## Required work
Reproduce the entries exactly.

## Supplied information
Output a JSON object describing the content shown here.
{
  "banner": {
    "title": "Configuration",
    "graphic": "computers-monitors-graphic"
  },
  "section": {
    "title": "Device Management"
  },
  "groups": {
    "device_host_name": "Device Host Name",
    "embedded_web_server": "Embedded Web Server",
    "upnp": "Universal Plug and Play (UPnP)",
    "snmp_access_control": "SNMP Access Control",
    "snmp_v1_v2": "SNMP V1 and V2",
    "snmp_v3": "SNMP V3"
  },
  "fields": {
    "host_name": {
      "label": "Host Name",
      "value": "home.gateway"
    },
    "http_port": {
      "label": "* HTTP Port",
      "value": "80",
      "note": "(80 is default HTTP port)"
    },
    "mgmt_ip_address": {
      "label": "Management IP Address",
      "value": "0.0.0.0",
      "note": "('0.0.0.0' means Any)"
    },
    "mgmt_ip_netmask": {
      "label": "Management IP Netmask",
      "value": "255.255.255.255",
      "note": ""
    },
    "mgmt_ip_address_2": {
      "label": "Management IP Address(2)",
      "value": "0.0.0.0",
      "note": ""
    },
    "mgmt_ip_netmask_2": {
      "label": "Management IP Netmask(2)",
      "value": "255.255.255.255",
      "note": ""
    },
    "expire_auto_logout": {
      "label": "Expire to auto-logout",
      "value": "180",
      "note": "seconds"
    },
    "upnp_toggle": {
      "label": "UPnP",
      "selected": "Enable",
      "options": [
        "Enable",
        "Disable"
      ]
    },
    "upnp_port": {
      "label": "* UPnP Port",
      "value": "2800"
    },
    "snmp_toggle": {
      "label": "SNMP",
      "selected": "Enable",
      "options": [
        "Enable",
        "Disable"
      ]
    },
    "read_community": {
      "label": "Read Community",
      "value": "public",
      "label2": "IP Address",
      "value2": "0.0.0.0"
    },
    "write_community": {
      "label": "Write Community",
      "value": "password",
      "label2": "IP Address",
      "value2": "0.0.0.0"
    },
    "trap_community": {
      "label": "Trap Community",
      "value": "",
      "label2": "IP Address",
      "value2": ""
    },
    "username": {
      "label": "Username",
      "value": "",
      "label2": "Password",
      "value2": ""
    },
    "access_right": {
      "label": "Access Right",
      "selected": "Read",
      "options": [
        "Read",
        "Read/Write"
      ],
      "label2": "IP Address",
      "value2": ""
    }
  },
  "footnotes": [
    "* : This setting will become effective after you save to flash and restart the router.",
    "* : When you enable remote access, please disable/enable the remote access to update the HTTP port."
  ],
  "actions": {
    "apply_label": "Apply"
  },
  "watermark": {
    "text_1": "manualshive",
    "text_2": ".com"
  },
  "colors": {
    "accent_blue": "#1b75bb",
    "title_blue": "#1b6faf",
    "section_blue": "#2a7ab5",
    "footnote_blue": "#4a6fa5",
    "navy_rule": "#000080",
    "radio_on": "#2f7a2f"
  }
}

## Exercise output
Output a JSON object describing the content shown here.
{
  "banner": {
    "title": "Configuration",
    "graphic": "computers-monitors-graphic"
  },
  "section": {
    "title": "Device Management"
  },
  "groups": {
    "device_host_name": "Device Host Name",
    "embedded_web_server": "Embedded Web Server",
    "upnp": "Universal Plug and Play (UPnP)",
    "snmp_access_control": "SNMP Access Control",
    "snmp_v1_v2": "SNMP V1 and V2",
    "snmp_v3": "SNMP V3"
  },
  "fields": {
    "host_name": {
      "label": "Host Name",
      "value": "home.gateway"
    },
    "http_port": {
      "label": "* HTTP Port",
      "value": "80",
      "note": "(80 is default HTTP port)"
    },
    "mgmt_ip_address": {
      "label": "Management IP Address",
      "value": "0.0.0.0",
      "note": "('0.0.0.0' means Any)"
    },
    "mgmt_ip_netmask": {
      "label": "Management IP Netmask",
      "value": "255.255.255.255",
      "note": ""
    },
    "mgmt_ip_address_2": {
      "label": "Management IP Address(2)",
      "value": "0.0.0.0",
      "note": ""
    },
    "mgmt_ip_netmask_2": {
      "label": "Management IP Netmask(2)",
      "value": "255.255.255.255",
      "note": ""
    },
    "expire_auto_logout": {
      "label": "Expire to auto-logout",
      "value": "180",
      "note": "seconds"
    },
    "upnp_toggle": {
      "label": "UPnP",
      "selected": "Enable",
      "options": [
        "Enable",
        "Disable"
      ]
    },
    "upnp_port": {
      "label": "* UPnP Port",
      "value": "2800"
    },
    "snmp_toggle": {
      "label": "SNMP",
      "selected": "Enable",
      "options": [
        "Enable",
        "Disable"
      ]
    },
    "read_community": {
      "label": "Read Community",
      "value": "public",
      "label2": "IP Address",
      "value2": "0.0.0.0"
    },
    "write_community": {
      "label": "Write Community",
      "value": "password",
      "label2": "IP Address",
      "value2": "0.0.0.0"
    },
    "trap_community": {
      "label": "Trap Community",
      "value": "",
      "label2": "IP Address",
      "value2": ""
    },
    "username": {
      "label": "Username",
      "value": "",
      "label2": "Password",
      "value2": ""
    },
    "access_right": {
      "label": "Access Right",
      "selected": "Read",
      "options": [
        "Read",
        "Read/Write"
      ],
      "label2": "IP Address",
      "value2": ""
    }
  },
  "footnotes": [
    "* : This setting will become effective after you save to flash and restart the router.",
    "* : When you enable remote access, please disable/enable the remote access to update the HTTP port."
  ],
  "actions": {
    "apply_label": "Apply"
  },
  "watermark": {
    "text_1": "manualshive",
    "text_2": ".com"
  },
  "colors": {
    "accent_blue": "#1b75bb",
    "title_blue": "#1b6faf",
    "section_blue": "#2a7ab5",
    "footnote_blue": "#4a6fa5",
    "navy_rule": "#000080",
    "radio_on": "#2f7a2f"
  }
}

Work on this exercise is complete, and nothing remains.